▶ **Exercise instructions**
Lines containing the word "البنك" should be extracted in full.

▶ **Working data**

::::::::

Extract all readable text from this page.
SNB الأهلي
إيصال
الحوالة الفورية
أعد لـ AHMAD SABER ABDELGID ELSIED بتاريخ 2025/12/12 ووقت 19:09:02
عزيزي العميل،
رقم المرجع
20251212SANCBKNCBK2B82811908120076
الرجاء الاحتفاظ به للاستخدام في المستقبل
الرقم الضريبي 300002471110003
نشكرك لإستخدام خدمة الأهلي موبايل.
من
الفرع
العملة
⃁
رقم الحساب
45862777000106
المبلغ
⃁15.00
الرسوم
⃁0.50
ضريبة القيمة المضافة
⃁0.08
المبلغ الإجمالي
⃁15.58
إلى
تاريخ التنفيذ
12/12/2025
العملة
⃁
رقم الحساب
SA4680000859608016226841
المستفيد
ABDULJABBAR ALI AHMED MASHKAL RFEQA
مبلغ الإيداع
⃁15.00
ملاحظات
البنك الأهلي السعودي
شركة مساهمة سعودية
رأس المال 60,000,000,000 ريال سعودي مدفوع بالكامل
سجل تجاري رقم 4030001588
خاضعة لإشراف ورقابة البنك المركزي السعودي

::::::::

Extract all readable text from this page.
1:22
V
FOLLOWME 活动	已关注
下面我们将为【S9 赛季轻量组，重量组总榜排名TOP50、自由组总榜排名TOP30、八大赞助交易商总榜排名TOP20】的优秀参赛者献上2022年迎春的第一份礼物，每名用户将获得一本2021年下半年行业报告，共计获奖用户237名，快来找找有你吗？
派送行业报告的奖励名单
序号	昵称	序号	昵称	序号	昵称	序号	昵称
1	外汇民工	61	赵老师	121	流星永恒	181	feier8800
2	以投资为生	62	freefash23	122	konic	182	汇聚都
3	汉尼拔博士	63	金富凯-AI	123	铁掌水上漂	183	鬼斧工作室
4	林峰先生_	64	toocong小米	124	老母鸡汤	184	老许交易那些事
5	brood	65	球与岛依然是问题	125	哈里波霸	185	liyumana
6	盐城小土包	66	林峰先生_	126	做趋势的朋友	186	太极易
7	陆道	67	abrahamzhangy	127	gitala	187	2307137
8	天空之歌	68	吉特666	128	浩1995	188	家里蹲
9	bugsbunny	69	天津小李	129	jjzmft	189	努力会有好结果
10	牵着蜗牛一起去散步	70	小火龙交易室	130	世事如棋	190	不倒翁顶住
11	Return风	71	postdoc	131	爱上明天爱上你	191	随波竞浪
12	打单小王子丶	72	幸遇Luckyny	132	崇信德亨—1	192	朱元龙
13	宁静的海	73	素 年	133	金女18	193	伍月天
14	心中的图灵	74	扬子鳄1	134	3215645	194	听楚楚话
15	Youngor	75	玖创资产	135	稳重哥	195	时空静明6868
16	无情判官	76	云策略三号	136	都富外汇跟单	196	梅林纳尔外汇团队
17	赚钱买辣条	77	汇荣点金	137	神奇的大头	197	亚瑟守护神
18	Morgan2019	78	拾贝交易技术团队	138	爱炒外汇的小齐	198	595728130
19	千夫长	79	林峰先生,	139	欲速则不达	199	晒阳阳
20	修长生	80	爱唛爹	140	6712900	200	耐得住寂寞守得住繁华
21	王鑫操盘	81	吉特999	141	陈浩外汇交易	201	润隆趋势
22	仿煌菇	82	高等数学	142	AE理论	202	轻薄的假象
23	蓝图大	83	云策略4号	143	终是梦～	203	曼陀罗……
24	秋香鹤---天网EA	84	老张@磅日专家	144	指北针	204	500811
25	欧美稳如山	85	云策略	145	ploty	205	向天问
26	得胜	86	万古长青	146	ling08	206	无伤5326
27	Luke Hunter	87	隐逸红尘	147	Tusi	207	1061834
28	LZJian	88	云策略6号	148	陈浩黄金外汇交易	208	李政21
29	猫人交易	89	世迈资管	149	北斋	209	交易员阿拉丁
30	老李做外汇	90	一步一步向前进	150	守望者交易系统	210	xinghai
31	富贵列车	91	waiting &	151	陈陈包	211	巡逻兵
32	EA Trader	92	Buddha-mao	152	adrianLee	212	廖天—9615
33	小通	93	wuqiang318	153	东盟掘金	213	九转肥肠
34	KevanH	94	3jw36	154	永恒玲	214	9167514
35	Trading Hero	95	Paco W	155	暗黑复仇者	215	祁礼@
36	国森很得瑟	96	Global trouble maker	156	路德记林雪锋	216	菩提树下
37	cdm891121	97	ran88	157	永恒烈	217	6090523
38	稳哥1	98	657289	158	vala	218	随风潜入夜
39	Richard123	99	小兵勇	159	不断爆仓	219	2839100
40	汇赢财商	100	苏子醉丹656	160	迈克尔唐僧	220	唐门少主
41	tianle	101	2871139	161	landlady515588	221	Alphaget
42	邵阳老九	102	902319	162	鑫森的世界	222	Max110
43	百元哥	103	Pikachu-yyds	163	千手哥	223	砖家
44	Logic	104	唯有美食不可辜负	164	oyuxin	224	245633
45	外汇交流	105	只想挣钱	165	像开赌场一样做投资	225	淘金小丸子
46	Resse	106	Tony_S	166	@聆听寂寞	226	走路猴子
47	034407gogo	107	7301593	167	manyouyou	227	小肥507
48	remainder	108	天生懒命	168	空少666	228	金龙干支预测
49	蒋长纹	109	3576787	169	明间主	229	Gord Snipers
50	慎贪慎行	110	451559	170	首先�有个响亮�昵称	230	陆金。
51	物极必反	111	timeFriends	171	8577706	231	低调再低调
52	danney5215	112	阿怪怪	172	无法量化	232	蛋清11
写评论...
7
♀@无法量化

::::::::

▶ **Correct response**
البنك الأهلي السعودي
خاضعة لإشراف ورقابة البنك المركزي السعودي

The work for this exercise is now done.